TASK DIRECTIONS ->
Your task is to tally the lines of the listing containing the word "true" and report the figure alone.

── DATA FOR THIS TASK

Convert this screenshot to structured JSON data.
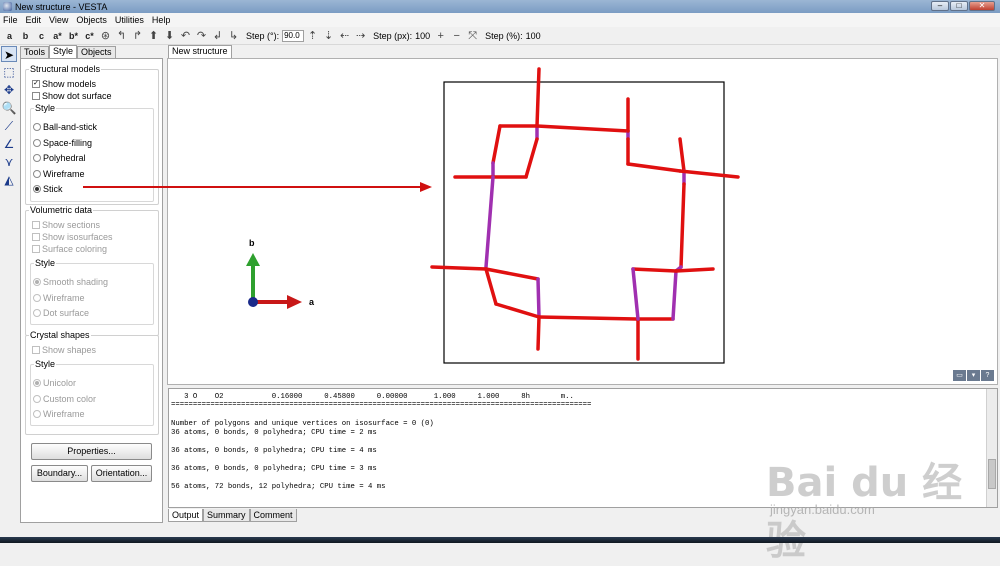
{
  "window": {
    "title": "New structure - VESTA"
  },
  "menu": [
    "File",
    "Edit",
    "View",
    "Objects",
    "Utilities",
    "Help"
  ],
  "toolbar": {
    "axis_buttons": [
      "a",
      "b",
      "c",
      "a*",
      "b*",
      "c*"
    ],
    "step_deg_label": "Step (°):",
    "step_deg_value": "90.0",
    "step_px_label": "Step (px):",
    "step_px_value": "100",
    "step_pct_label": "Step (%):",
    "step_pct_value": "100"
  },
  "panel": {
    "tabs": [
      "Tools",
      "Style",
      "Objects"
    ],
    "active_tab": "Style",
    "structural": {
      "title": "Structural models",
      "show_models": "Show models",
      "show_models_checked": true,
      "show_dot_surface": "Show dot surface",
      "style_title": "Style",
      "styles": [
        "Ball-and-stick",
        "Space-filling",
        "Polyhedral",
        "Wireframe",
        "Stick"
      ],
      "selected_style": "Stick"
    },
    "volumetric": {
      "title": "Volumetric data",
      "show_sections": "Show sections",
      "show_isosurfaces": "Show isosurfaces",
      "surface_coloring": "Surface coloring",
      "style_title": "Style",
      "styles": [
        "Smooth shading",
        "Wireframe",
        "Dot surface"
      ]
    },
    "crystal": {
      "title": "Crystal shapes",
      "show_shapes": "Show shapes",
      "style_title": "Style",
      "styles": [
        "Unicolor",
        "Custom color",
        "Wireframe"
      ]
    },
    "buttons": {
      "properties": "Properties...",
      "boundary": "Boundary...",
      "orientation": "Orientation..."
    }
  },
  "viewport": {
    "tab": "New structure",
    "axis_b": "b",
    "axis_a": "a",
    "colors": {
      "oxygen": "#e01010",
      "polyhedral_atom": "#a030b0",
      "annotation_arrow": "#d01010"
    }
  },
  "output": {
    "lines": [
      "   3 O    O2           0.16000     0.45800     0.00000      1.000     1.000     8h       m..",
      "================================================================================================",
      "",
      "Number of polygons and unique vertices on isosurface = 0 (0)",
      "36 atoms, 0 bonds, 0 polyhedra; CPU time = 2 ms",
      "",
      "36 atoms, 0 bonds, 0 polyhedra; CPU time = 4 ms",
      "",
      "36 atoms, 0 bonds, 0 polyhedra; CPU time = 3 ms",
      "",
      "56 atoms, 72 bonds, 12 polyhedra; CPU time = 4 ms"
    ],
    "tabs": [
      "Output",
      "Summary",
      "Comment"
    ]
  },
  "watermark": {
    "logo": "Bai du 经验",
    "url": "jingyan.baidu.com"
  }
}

────
── DATA FOR THIS TASK

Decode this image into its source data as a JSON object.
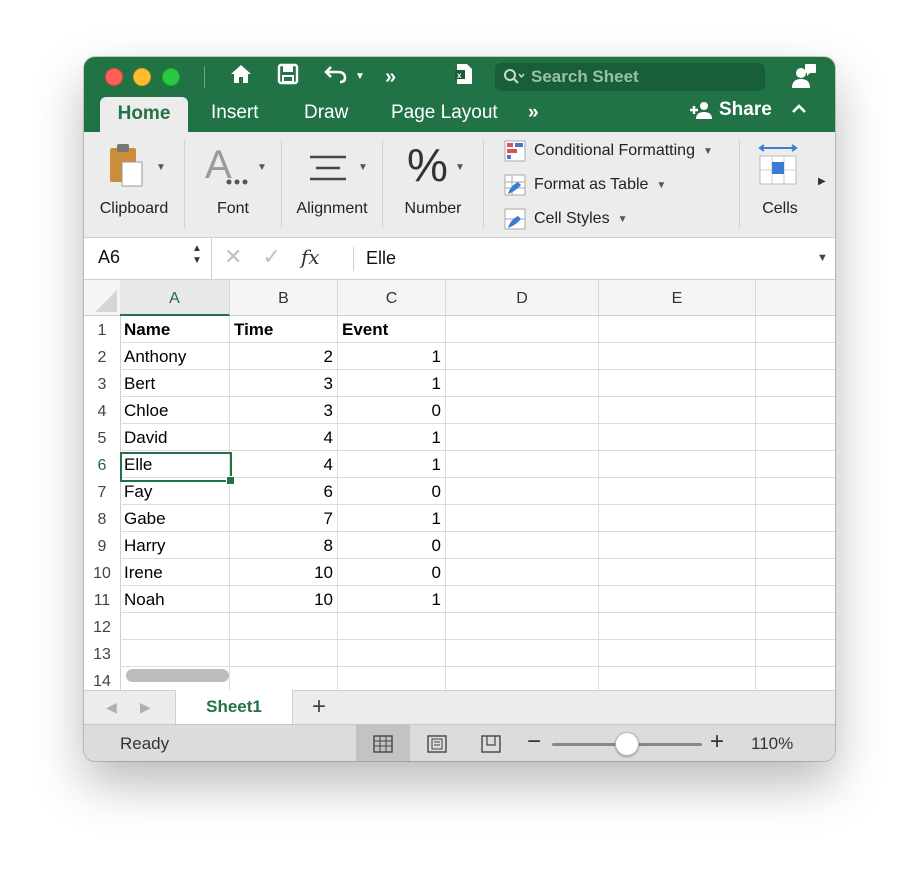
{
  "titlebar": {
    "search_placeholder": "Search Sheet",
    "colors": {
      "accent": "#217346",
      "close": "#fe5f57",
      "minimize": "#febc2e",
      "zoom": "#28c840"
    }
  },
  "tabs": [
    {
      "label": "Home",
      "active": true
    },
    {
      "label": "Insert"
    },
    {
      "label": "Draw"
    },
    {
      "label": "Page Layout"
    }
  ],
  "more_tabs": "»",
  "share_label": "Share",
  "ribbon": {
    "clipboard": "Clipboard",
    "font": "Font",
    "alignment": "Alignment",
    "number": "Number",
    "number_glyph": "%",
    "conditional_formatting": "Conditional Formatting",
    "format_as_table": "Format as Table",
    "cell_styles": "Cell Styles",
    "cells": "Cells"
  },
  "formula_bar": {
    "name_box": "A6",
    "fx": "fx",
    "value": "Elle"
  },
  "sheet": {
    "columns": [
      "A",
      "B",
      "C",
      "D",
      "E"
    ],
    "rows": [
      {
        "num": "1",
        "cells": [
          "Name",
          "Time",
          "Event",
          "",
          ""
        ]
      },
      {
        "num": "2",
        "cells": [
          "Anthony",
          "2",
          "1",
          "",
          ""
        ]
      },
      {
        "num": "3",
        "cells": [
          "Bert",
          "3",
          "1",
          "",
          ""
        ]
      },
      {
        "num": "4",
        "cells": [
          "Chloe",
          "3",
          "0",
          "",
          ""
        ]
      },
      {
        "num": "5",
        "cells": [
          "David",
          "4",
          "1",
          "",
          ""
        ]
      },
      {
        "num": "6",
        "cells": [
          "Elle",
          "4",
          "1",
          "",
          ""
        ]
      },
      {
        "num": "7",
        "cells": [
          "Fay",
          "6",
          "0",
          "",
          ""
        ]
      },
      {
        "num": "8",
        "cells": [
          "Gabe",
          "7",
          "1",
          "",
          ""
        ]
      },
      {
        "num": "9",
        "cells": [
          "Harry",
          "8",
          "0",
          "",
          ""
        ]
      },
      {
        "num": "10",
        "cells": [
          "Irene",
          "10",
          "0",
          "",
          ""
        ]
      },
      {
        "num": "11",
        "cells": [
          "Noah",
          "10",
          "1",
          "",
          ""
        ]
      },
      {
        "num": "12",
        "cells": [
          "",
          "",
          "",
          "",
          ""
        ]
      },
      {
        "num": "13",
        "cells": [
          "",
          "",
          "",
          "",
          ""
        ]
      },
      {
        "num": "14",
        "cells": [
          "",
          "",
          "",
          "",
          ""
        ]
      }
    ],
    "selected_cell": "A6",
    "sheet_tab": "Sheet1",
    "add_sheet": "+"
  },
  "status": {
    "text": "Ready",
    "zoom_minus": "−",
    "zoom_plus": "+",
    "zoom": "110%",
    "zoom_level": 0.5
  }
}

────

ANSWER TO THIS EXERCISE ->
2